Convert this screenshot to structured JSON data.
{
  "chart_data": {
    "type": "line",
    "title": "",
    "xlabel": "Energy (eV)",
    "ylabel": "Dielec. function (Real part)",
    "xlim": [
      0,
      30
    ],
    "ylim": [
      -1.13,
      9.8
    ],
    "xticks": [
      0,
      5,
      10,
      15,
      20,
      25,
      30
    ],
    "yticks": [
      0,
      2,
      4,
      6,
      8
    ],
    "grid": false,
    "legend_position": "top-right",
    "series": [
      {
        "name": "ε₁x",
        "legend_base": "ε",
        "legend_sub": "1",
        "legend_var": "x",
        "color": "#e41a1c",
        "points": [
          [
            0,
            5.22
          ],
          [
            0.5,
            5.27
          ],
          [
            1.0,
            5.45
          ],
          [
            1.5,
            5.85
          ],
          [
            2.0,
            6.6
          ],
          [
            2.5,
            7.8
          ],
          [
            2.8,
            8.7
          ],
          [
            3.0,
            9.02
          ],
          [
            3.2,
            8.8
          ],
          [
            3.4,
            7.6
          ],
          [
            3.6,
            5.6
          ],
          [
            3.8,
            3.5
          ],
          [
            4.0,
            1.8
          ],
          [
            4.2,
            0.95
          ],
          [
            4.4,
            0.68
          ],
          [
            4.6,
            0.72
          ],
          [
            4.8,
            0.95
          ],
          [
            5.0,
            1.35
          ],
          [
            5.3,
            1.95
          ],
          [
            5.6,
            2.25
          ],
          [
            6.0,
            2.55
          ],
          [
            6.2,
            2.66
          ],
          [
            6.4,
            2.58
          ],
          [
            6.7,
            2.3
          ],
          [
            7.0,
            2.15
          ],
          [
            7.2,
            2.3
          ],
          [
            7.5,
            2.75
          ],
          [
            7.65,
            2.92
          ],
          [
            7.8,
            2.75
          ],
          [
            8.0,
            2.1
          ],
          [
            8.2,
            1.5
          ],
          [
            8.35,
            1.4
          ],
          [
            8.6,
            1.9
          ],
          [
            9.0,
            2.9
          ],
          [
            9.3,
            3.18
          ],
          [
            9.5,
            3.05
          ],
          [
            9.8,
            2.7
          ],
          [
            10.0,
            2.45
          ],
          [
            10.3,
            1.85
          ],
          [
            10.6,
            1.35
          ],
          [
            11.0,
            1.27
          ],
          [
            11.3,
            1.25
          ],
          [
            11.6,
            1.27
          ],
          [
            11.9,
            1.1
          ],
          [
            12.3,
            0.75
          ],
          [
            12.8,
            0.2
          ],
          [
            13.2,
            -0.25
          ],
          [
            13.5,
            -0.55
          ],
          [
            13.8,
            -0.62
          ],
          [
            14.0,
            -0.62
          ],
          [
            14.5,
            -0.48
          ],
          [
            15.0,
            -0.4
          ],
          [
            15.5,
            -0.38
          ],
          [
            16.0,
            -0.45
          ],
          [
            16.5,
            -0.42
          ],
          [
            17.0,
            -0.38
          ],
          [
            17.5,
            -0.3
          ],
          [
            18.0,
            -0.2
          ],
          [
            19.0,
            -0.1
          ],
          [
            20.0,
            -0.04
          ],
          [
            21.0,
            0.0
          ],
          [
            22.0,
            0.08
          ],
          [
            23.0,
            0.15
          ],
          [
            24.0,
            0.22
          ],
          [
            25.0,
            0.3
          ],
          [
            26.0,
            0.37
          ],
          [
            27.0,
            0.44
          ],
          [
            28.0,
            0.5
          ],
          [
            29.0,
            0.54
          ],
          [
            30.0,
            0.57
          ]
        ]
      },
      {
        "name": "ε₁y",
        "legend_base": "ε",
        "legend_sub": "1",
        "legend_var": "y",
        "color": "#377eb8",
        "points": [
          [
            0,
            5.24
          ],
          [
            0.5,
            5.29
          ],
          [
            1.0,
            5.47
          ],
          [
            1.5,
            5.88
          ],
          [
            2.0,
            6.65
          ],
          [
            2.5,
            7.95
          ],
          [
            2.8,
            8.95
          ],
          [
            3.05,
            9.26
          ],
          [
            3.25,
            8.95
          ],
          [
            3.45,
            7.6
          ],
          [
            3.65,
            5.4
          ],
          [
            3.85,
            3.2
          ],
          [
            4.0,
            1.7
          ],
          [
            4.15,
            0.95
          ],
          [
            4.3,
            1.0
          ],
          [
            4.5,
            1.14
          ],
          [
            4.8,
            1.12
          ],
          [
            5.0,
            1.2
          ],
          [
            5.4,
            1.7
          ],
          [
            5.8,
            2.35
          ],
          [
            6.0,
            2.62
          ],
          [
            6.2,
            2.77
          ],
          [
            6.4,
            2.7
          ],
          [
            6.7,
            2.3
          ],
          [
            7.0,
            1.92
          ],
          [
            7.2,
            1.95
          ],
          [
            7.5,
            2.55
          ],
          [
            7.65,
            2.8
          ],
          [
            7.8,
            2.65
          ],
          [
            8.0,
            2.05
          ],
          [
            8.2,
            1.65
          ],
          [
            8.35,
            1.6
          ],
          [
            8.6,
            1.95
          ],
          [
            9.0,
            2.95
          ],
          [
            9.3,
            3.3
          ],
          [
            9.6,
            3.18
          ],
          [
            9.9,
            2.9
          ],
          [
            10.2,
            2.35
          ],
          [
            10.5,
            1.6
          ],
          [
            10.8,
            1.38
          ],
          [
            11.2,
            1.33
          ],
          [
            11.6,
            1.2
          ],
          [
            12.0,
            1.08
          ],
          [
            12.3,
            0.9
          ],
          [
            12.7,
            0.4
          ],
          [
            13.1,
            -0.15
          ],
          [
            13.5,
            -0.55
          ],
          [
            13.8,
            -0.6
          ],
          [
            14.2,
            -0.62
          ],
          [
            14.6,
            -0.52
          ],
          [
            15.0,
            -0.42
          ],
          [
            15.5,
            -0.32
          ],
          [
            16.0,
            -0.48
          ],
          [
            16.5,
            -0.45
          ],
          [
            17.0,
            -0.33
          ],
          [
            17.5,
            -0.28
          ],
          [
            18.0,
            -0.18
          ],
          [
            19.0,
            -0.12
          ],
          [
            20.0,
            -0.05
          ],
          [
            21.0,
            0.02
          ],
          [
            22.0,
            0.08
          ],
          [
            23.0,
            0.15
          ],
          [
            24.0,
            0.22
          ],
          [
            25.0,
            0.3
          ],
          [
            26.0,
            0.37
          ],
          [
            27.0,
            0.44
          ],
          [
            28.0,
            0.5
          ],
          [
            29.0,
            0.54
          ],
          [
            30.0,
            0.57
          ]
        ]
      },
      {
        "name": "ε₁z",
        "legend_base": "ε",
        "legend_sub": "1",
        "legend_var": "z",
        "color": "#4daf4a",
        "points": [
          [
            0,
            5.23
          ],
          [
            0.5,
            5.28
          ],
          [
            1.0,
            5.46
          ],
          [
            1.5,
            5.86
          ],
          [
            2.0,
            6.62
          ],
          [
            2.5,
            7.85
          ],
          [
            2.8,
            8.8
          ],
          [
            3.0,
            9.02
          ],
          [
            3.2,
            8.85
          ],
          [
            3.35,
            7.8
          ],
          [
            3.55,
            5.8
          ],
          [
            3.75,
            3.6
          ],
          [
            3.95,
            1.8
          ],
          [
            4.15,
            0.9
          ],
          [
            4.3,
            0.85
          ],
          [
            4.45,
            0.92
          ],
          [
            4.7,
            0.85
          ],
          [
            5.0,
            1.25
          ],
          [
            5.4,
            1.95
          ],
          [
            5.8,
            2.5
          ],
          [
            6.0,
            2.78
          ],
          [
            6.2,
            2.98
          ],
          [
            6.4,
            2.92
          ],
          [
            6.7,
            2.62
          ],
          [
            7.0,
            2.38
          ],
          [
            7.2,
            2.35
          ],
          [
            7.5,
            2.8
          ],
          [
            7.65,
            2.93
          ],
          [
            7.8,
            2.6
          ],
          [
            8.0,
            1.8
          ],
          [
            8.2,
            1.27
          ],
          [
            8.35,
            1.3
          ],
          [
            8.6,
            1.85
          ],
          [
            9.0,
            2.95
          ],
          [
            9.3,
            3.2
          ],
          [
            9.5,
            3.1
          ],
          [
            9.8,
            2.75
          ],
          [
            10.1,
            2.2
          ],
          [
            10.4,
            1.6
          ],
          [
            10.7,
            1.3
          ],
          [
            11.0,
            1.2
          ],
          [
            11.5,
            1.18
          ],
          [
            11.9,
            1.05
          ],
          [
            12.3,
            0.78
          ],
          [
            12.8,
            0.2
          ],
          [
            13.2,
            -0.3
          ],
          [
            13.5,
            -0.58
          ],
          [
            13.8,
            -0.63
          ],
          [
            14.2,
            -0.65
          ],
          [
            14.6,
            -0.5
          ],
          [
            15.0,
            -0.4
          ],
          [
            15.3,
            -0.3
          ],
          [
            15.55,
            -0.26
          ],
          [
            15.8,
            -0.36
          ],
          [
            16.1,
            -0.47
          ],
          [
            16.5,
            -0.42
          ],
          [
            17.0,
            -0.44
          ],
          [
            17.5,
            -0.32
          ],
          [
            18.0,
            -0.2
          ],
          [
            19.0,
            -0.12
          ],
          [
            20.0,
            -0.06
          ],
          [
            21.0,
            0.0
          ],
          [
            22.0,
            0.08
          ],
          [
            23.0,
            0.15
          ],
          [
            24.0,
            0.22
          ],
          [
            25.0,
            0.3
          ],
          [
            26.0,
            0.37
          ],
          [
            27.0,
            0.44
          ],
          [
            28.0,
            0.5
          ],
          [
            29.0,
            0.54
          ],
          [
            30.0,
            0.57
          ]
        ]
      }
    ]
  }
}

□ □ □ □ □

Requirement
Copy each line of the data that contains the word "color".

Task solution
        "color": "#e41a1c",
        "color": "#377eb8",
        "color": "#4daf4a",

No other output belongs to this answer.